━━ Data in this exercise

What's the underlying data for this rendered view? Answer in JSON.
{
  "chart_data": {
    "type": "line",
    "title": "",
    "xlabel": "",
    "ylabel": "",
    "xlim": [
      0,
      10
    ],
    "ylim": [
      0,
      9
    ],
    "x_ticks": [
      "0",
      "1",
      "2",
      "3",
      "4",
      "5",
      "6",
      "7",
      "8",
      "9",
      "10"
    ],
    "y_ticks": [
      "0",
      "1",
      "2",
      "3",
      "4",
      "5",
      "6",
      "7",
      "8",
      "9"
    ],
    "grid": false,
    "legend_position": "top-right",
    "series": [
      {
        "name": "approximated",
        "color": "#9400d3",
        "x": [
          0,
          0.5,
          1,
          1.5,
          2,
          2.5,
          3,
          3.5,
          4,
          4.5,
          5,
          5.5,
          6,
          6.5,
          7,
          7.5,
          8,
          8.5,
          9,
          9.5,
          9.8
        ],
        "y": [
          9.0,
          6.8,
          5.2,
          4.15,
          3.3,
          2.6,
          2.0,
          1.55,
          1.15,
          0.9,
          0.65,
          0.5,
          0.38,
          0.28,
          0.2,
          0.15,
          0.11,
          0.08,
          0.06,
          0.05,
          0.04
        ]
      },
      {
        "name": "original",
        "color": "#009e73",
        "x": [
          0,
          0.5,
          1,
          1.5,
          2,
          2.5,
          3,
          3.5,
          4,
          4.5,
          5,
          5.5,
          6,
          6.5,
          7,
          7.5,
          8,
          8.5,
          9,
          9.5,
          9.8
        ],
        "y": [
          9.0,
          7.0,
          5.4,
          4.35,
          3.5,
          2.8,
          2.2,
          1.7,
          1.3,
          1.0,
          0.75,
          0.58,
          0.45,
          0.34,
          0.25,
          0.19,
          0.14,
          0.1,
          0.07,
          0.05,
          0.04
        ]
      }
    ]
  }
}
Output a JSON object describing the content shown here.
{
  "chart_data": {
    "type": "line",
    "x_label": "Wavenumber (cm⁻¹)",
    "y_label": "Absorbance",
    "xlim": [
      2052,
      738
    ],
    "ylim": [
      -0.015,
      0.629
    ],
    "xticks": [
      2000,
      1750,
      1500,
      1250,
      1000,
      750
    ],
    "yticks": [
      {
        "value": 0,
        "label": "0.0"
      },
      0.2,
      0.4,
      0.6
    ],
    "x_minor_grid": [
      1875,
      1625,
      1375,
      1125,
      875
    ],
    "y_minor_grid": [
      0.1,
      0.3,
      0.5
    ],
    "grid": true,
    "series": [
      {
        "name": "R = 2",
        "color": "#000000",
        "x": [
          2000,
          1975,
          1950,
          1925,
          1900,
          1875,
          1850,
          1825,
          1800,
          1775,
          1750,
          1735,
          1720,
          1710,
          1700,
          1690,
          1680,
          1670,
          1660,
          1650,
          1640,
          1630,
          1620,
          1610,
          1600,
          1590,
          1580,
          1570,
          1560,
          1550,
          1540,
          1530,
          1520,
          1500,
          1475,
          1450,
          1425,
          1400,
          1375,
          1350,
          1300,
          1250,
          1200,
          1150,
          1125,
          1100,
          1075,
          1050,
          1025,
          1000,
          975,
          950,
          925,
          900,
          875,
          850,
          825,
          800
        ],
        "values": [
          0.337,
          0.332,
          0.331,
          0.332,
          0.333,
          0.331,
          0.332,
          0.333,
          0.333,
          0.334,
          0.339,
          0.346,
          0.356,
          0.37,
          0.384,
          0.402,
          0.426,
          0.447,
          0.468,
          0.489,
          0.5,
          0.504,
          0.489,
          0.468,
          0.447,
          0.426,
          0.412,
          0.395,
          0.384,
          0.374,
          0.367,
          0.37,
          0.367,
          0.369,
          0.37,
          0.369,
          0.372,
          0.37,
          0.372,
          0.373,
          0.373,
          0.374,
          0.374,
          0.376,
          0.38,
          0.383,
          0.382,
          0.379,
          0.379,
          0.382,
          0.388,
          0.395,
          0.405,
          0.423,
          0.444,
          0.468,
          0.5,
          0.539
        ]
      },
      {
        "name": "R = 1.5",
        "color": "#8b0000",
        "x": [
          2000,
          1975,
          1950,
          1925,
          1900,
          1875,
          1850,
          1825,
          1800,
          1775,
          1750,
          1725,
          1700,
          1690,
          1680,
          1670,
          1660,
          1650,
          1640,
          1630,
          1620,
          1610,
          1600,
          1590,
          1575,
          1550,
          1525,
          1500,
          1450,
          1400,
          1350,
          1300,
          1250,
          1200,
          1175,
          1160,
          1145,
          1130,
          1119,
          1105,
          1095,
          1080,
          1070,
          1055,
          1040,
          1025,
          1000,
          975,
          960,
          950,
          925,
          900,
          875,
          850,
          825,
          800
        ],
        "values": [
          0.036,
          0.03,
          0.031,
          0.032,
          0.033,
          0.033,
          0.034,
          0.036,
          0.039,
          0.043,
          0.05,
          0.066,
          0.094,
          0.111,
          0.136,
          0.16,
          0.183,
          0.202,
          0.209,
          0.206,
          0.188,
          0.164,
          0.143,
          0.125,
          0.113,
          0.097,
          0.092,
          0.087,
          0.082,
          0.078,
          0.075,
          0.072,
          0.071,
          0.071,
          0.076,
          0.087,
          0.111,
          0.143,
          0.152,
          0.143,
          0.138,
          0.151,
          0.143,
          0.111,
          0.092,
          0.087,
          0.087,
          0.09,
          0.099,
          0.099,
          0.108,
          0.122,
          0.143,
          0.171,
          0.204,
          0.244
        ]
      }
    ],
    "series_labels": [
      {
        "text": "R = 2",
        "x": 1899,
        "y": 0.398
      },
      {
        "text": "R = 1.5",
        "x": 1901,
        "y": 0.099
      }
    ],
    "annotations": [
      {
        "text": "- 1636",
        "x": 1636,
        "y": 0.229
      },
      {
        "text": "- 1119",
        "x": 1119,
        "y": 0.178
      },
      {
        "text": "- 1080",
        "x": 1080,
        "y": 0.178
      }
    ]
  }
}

━━━━

◆ Task requirements ◆
Each record above should be returned exactly as it appears.

◆ Result below ◆
What's the underlying data for this rendered view? Answer in JSON.
{
  "chart_data": {
    "type": "line",
    "title": "",
    "xlabel": "",
    "ylabel": "",
    "xlim": [
      0,
      10
    ],
    "ylim": [
      0,
      9
    ],
    "x_ticks": [
      "0",
      "1",
      "2",
      "3",
      "4",
      "5",
      "6",
      "7",
      "8",
      "9",
      "10"
    ],
    "y_ticks": [
      "0",
      "1",
      "2",
      "3",
      "4",
      "5",
      "6",
      "7",
      "8",
      "9"
    ],
    "grid": false,
    "legend_position": "top-right",
    "series": [
      {
        "name": "approximated",
        "color": "#9400d3",
        "x": [
          0,
          0.5,
          1,
          1.5,
          2,
          2.5,
          3,
          3.5,
          4,
          4.5,
          5,
          5.5,
          6,
          6.5,
          7,
          7.5,
          8,
          8.5,
          9,
          9.5,
          9.8
        ],
        "y": [
          9.0,
          6.8,
          5.2,
          4.15,
          3.3,
          2.6,
          2.0,
          1.55,
          1.15,
          0.9,
          0.65,
          0.5,
          0.38,
          0.28,
          0.2,
          0.15,
          0.11,
          0.08,
          0.06,
          0.05,
          0.04
        ]
      },
      {
        "name": "original",
        "color": "#009e73",
        "x": [
          0,
          0.5,
          1,
          1.5,
          2,
          2.5,
          3,
          3.5,
          4,
          4.5,
          5,
          5.5,
          6,
          6.5,
          7,
          7.5,
          8,
          8.5,
          9,
          9.5,
          9.8
        ],
        "y": [
          9.0,
          7.0,
          5.4,
          4.35,
          3.5,
          2.8,
          2.2,
          1.7,
          1.3,
          1.0,
          0.75,
          0.58,
          0.45,
          0.34,
          0.25,
          0.19,
          0.14,
          0.1,
          0.07,
          0.05,
          0.04
        ]
      }
    ]
  }
}
Output a JSON object describing the content shown here.
{
  "chart_data": {
    "type": "line",
    "x_label": "Wavenumber (cm⁻¹)",
    "y_label": "Absorbance",
    "xlim": [
      2052,
      738
    ],
    "ylim": [
      -0.015,
      0.629
    ],
    "xticks": [
      2000,
      1750,
      1500,
      1250,
      1000,
      750
    ],
    "yticks": [
      {
        "value": 0,
        "label": "0.0"
      },
      0.2,
      0.4,
      0.6
    ],
    "x_minor_grid": [
      1875,
      1625,
      1375,
      1125,
      875
    ],
    "y_minor_grid": [
      0.1,
      0.3,
      0.5
    ],
    "grid": true,
    "series": [
      {
        "name": "R = 2",
        "color": "#000000",
        "x": [
          2000,
          1975,
          1950,
          1925,
          1900,
          1875,
          1850,
          1825,
          1800,
          1775,
          1750,
          1735,
          1720,
          1710,
          1700,
          1690,
          1680,
          1670,
          1660,
          1650,
          1640,
          1630,
          1620,
          1610,
          1600,
          1590,
          1580,
          1570,
          1560,
          1550,
          1540,
          1530,
          1520,
          1500,
          1475,
          1450,
          1425,
          1400,
          1375,
          1350,
          1300,
          1250,
          1200,
          1150,
          1125,
          1100,
          1075,
          1050,
          1025,
          1000,
          975,
          950,
          925,
          900,
          875,
          850,
          825,
          800
        ],
        "values": [
          0.337,
          0.332,
          0.331,
          0.332,
          0.333,
          0.331,
          0.332,
          0.333,
          0.333,
          0.334,
          0.339,
          0.346,
          0.356,
          0.37,
          0.384,
          0.402,
          0.426,
          0.447,
          0.468,
          0.489,
          0.5,
          0.504,
          0.489,
          0.468,
          0.447,
          0.426,
          0.412,
          0.395,
          0.384,
          0.374,
          0.367,
          0.37,
          0.367,
          0.369,
          0.37,
          0.369,
          0.372,
          0.37,
          0.372,
          0.373,
          0.373,
          0.374,
          0.374,
          0.376,
          0.38,
          0.383,
          0.382,
          0.379,
          0.379,
          0.382,
          0.388,
          0.395,
          0.405,
          0.423,
          0.444,
          0.468,
          0.5,
          0.539
        ]
      },
      {
        "name": "R = 1.5",
        "color": "#8b0000",
        "x": [
          2000,
          1975,
          1950,
          1925,
          1900,
          1875,
          1850,
          1825,
          1800,
          1775,
          1750,
          1725,
          1700,
          1690,
          1680,
          1670,
          1660,
          1650,
          1640,
          1630,
          1620,
          1610,
          1600,
          1590,
          1575,
          1550,
          1525,
          1500,
          1450,
          1400,
          1350,
          1300,
          1250,
          1200,
          1175,
          1160,
          1145,
          1130,
          1119,
          1105,
          1095,
          1080,
          1070,
          1055,
          1040,
          1025,
          1000,
          975,
          960,
          950,
          925,
          900,
          875,
          850,
          825,
          800
        ],
        "values": [
          0.036,
          0.03,
          0.031,
          0.032,
          0.033,
          0.033,
          0.034,
          0.036,
          0.039,
          0.043,
          0.05,
          0.066,
          0.094,
          0.111,
          0.136,
          0.16,
          0.183,
          0.202,
          0.209,
          0.206,
          0.188,
          0.164,
          0.143,
          0.125,
          0.113,
          0.097,
          0.092,
          0.087,
          0.082,
          0.078,
          0.075,
          0.072,
          0.071,
          0.071,
          0.076,
          0.087,
          0.111,
          0.143,
          0.152,
          0.143,
          0.138,
          0.151,
          0.143,
          0.111,
          0.092,
          0.087,
          0.087,
          0.09,
          0.099,
          0.099,
          0.108,
          0.122,
          0.143,
          0.171,
          0.204,
          0.244
        ]
      }
    ],
    "series_labels": [
      {
        "text": "R = 2",
        "x": 1899,
        "y": 0.398
      },
      {
        "text": "R = 1.5",
        "x": 1901,
        "y": 0.099
      }
    ],
    "annotations": [
      {
        "text": "- 1636",
        "x": 1636,
        "y": 0.229
      },
      {
        "text": "- 1119",
        "x": 1119,
        "y": 0.178
      },
      {
        "text": "- 1080",
        "x": 1080,
        "y": 0.178
      }
    ]
  }
}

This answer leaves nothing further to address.